## Given problem
Output, word for word, the line that contains "What data populates" and all lines following it to the end of the listing. Drop the pictures.
— Begin —
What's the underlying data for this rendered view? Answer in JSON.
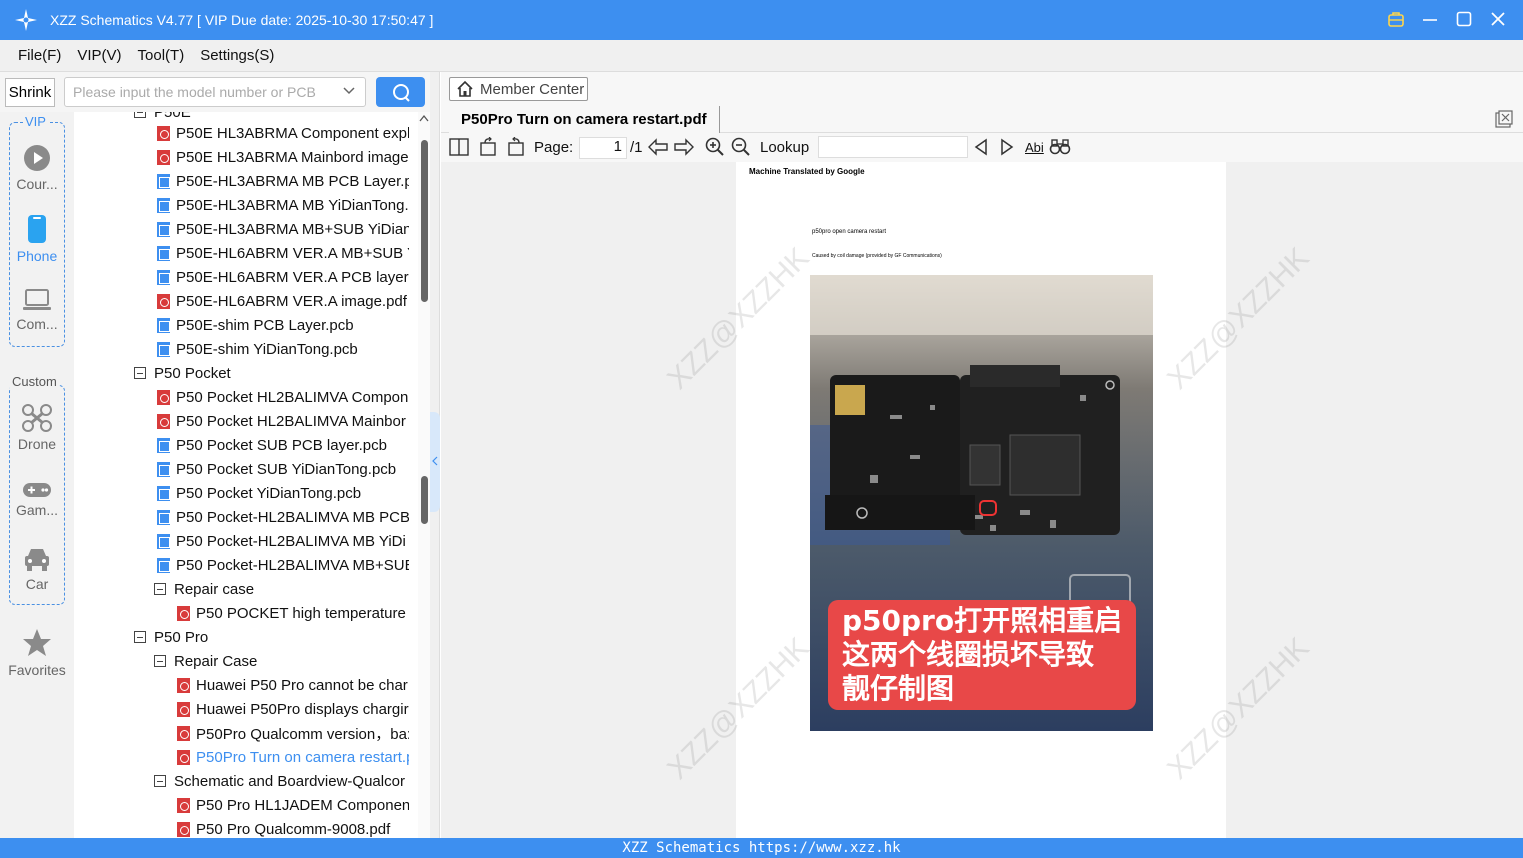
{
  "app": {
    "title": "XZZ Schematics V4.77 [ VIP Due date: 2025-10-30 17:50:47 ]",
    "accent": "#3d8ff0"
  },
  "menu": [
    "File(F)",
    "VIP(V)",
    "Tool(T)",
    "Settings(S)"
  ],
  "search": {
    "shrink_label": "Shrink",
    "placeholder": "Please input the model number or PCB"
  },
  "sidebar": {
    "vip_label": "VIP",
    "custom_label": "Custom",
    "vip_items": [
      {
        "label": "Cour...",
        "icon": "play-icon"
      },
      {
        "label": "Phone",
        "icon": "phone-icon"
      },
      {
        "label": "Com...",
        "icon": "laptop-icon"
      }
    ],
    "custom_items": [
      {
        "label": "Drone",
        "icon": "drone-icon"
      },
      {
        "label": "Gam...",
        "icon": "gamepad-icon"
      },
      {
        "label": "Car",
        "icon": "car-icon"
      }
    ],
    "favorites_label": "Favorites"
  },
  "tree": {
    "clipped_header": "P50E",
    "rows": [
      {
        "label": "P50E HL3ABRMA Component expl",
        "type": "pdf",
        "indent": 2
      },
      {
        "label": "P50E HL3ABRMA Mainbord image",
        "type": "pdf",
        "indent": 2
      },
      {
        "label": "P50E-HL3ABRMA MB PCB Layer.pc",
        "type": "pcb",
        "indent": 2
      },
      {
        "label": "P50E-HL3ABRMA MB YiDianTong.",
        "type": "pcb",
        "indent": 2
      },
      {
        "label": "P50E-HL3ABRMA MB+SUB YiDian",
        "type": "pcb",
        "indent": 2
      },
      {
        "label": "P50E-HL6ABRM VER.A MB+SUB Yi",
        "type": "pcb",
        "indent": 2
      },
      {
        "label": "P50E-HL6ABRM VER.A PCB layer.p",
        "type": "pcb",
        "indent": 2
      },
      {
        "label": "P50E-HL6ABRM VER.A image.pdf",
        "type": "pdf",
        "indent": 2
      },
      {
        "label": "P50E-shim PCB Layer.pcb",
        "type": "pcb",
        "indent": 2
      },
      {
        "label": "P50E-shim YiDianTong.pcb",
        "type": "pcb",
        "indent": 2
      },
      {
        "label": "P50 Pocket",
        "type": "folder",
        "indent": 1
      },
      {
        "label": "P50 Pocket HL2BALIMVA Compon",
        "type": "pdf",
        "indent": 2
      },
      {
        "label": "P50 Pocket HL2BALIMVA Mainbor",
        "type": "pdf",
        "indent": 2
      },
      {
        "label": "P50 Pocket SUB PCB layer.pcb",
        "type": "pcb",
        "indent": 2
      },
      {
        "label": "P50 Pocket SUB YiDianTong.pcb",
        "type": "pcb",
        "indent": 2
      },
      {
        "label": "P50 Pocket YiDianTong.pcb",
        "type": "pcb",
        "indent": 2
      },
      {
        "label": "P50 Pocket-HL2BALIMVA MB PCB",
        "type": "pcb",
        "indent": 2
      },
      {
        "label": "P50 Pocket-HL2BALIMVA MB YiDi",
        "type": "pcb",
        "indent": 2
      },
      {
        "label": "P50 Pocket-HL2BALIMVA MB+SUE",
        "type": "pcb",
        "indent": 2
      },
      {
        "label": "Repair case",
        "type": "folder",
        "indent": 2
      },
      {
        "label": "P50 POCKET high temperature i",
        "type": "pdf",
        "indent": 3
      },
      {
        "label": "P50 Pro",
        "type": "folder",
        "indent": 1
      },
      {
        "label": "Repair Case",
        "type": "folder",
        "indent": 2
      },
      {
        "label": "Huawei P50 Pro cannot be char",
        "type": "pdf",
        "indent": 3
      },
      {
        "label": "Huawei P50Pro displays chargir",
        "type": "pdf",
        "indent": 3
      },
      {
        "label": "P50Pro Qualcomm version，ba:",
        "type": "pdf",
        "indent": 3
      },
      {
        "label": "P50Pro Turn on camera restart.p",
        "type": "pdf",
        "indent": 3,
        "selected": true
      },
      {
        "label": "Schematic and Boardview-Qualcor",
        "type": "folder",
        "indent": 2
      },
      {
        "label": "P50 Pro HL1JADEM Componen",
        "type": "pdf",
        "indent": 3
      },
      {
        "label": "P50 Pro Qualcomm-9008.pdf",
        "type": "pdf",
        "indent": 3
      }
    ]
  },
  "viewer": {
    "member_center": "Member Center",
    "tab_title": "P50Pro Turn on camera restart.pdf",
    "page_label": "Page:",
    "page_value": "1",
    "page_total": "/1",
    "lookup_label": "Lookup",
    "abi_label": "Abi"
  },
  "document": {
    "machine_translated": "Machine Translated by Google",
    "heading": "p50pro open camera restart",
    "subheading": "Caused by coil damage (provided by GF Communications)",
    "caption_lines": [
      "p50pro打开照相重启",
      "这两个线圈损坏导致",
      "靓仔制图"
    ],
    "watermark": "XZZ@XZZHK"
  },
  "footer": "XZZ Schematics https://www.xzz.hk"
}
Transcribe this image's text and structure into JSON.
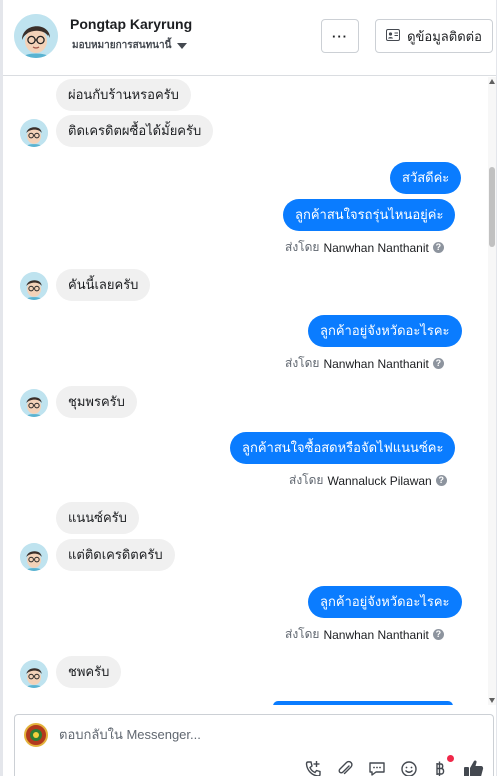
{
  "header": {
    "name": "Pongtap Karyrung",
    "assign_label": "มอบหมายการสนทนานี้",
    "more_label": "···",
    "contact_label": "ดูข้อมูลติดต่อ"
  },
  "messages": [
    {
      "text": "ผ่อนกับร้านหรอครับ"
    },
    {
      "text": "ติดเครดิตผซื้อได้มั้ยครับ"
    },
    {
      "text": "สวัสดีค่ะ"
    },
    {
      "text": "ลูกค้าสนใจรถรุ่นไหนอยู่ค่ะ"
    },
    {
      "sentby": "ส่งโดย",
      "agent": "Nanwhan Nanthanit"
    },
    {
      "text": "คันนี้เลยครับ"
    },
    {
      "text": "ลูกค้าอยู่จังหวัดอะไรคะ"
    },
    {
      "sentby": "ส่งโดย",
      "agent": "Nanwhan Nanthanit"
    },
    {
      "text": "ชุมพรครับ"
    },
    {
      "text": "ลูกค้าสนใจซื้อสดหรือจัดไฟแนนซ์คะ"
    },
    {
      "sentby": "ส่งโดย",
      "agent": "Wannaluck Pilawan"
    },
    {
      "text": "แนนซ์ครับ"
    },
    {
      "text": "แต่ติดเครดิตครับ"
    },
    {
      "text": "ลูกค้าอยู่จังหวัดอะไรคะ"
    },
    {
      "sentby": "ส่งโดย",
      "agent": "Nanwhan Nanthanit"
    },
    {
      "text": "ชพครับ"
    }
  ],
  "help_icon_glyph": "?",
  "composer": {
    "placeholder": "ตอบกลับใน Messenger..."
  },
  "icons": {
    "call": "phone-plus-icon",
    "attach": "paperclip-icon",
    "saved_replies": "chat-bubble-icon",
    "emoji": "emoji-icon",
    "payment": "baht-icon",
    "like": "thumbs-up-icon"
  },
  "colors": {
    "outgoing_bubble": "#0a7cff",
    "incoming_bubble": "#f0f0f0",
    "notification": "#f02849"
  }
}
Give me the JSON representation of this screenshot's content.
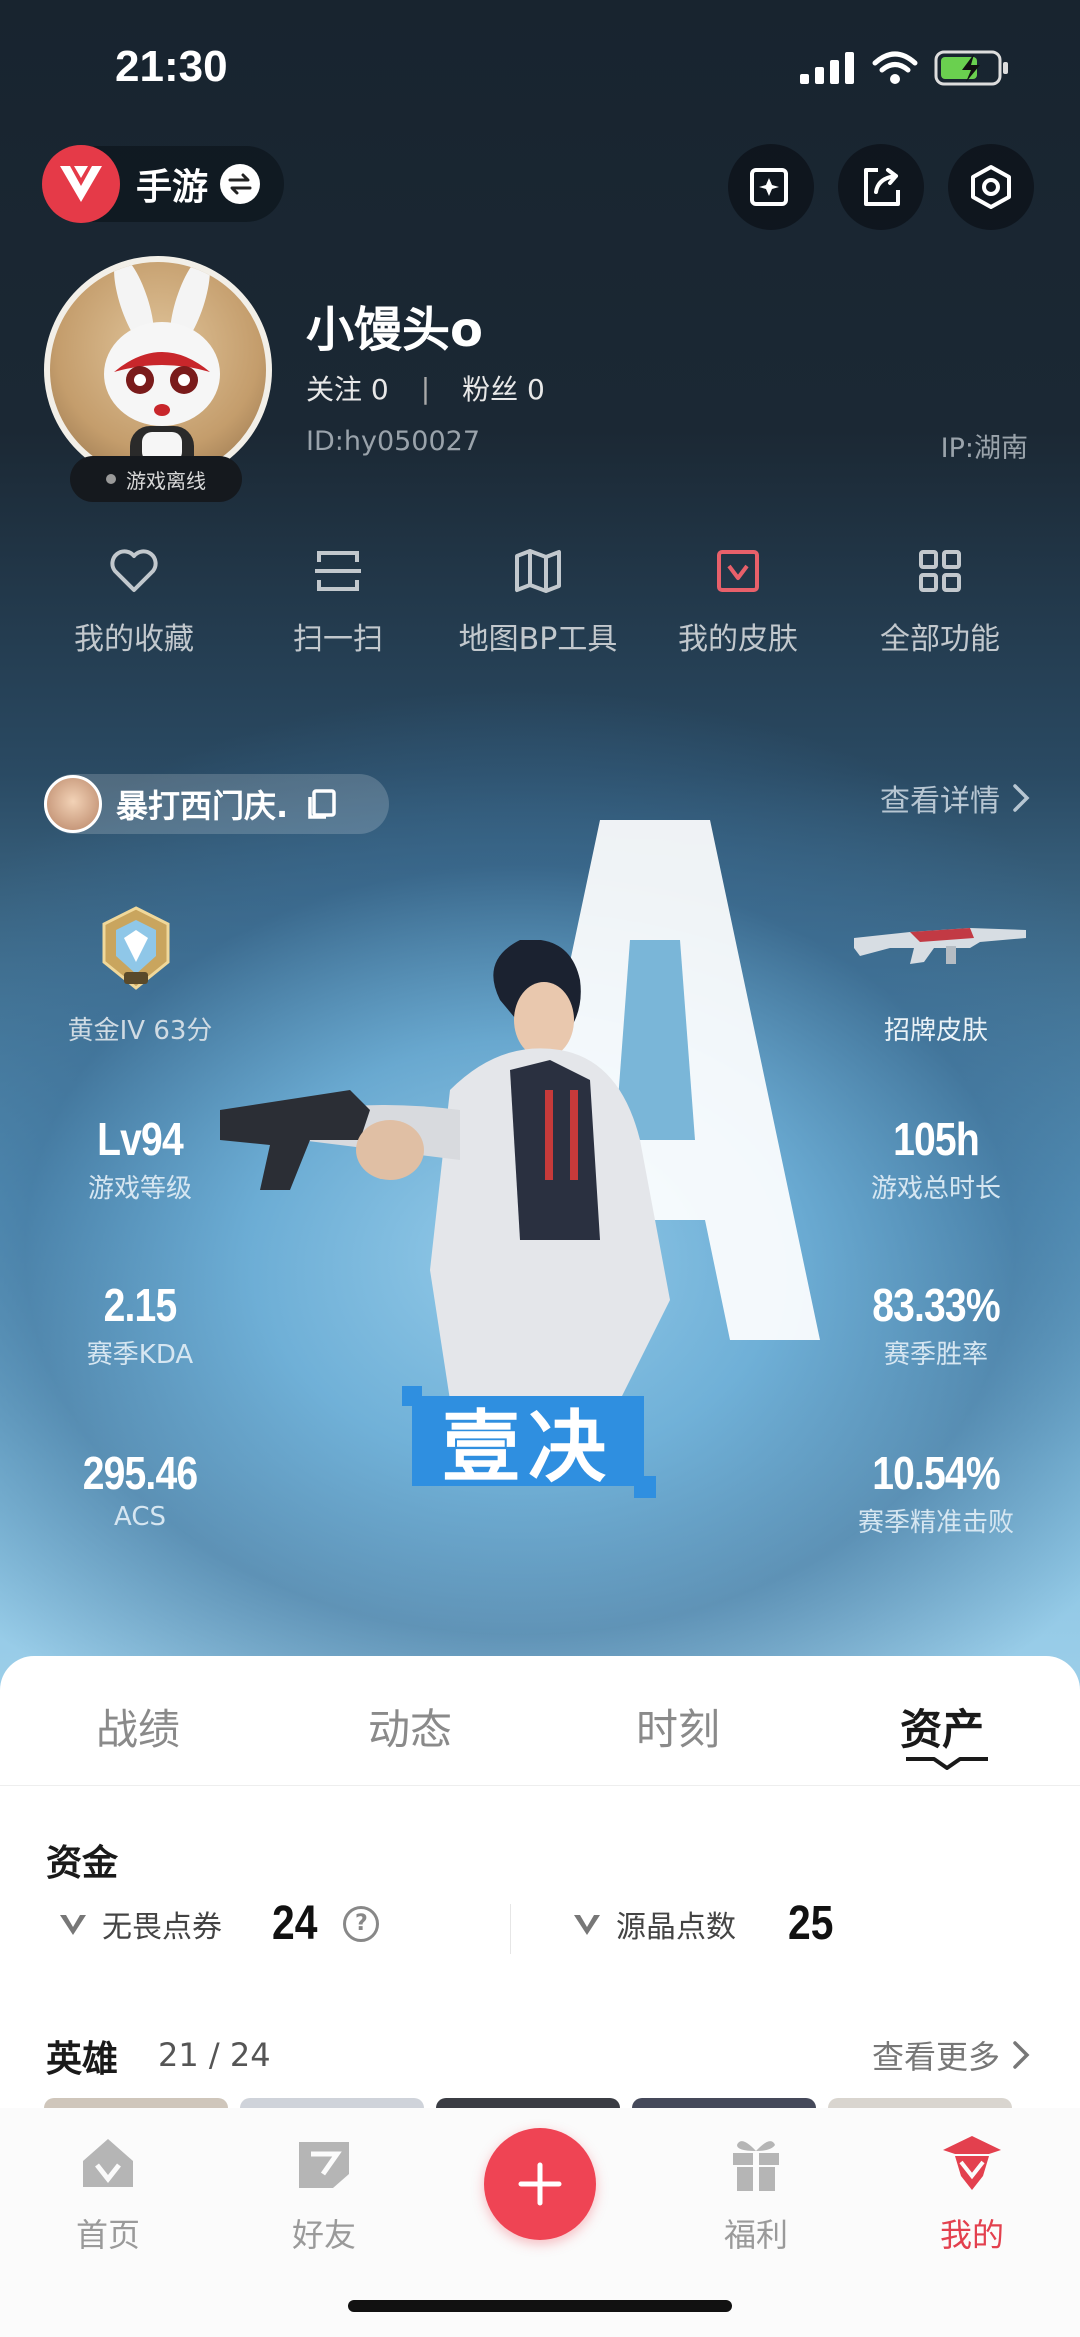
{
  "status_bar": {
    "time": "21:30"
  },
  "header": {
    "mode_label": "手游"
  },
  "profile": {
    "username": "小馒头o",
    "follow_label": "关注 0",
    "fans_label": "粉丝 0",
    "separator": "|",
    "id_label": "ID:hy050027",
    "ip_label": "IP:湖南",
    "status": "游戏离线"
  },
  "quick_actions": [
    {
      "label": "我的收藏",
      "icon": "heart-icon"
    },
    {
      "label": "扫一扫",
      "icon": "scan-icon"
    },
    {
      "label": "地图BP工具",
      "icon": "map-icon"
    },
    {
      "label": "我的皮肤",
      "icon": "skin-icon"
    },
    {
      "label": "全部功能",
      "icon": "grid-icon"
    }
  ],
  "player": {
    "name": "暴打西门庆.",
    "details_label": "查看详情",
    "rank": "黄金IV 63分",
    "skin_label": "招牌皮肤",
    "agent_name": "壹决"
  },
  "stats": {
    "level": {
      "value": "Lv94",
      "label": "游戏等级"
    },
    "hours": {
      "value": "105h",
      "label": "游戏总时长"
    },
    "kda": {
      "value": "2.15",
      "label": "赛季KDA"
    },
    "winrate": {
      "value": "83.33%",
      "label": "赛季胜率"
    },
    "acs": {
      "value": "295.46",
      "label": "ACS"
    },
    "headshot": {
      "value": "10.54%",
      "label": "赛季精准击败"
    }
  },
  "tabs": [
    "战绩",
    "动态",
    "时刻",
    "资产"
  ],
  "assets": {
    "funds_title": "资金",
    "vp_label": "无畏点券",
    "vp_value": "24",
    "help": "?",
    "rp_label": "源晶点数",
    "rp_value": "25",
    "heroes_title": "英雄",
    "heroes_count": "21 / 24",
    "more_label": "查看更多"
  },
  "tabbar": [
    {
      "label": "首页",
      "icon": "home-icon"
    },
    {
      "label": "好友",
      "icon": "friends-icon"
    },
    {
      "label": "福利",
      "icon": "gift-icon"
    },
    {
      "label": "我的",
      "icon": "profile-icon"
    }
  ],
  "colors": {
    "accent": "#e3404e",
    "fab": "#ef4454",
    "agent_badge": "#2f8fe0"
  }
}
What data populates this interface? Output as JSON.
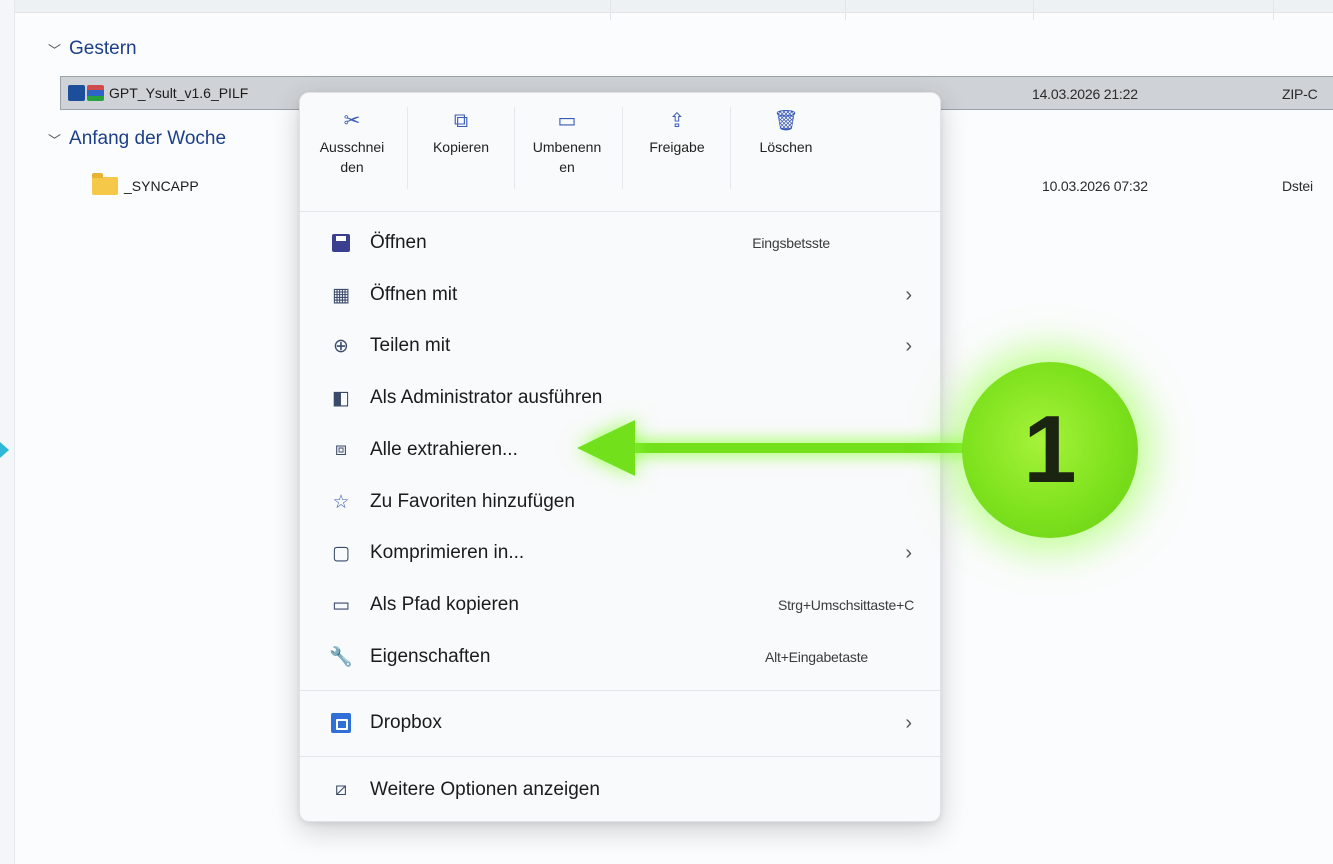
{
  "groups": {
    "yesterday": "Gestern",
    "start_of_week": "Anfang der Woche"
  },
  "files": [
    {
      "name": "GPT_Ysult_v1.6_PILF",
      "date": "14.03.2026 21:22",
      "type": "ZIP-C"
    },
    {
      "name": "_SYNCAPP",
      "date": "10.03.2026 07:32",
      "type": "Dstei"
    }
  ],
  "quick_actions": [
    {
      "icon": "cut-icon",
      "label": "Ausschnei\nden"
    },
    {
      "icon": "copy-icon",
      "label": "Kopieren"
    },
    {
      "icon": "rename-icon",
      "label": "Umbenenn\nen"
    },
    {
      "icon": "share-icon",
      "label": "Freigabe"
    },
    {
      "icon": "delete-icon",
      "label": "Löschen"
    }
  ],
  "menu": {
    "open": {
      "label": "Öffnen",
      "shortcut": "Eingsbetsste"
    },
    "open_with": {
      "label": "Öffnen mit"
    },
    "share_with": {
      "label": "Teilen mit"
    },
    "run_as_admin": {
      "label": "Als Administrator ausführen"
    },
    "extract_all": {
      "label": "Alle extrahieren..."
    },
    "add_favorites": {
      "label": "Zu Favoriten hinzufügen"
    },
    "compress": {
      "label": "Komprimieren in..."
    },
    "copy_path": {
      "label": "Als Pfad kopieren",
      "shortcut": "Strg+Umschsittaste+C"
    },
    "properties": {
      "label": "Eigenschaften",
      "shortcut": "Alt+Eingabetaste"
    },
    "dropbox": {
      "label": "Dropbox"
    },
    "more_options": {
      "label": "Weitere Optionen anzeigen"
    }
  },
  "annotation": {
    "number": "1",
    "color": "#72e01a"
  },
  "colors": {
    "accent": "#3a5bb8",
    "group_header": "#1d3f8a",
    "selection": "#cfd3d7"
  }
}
— End —
## Exercise response
What data populates this interface? Output as JSON.
{
  "groups": {
    "yesterday": "Gestern",
    "start_of_week": "Anfang der Woche"
  },
  "files": [
    {
      "name": "GPT_Ysult_v1.6_PILF",
      "date": "14.03.2026 21:22",
      "type": "ZIP-C"
    },
    {
      "name": "_SYNCAPP",
      "date": "10.03.2026 07:32",
      "type": "Dstei"
    }
  ],
  "quick_actions": [
    {
      "icon": "cut-icon",
      "label": "Ausschnei\nden"
    },
    {
      "icon": "copy-icon",
      "label": "Kopieren"
    },
    {
      "icon": "rename-icon",
      "label": "Umbenenn\nen"
    },
    {
      "icon": "share-icon",
      "label": "Freigabe"
    },
    {
      "icon": "delete-icon",
      "label": "Löschen"
    }
  ],
  "menu": {
    "open": {
      "label": "Öffnen",
      "shortcut": "Eingsbetsste"
    },
    "open_with": {
      "label": "Öffnen mit"
    },
    "share_with": {
      "label": "Teilen mit"
    },
    "run_as_admin": {
      "label": "Als Administrator ausführen"
    },
    "extract_all": {
      "label": "Alle extrahieren..."
    },
    "add_favorites": {
      "label": "Zu Favoriten hinzufügen"
    },
    "compress": {
      "label": "Komprimieren in..."
    },
    "copy_path": {
      "label": "Als Pfad kopieren",
      "shortcut": "Strg+Umschsittaste+C"
    },
    "properties": {
      "label": "Eigenschaften",
      "shortcut": "Alt+Eingabetaste"
    },
    "dropbox": {
      "label": "Dropbox"
    },
    "more_options": {
      "label": "Weitere Optionen anzeigen"
    }
  },
  "annotation": {
    "number": "1",
    "color": "#72e01a"
  },
  "colors": {
    "accent": "#3a5bb8",
    "group_header": "#1d3f8a",
    "selection": "#cfd3d7"
  }
}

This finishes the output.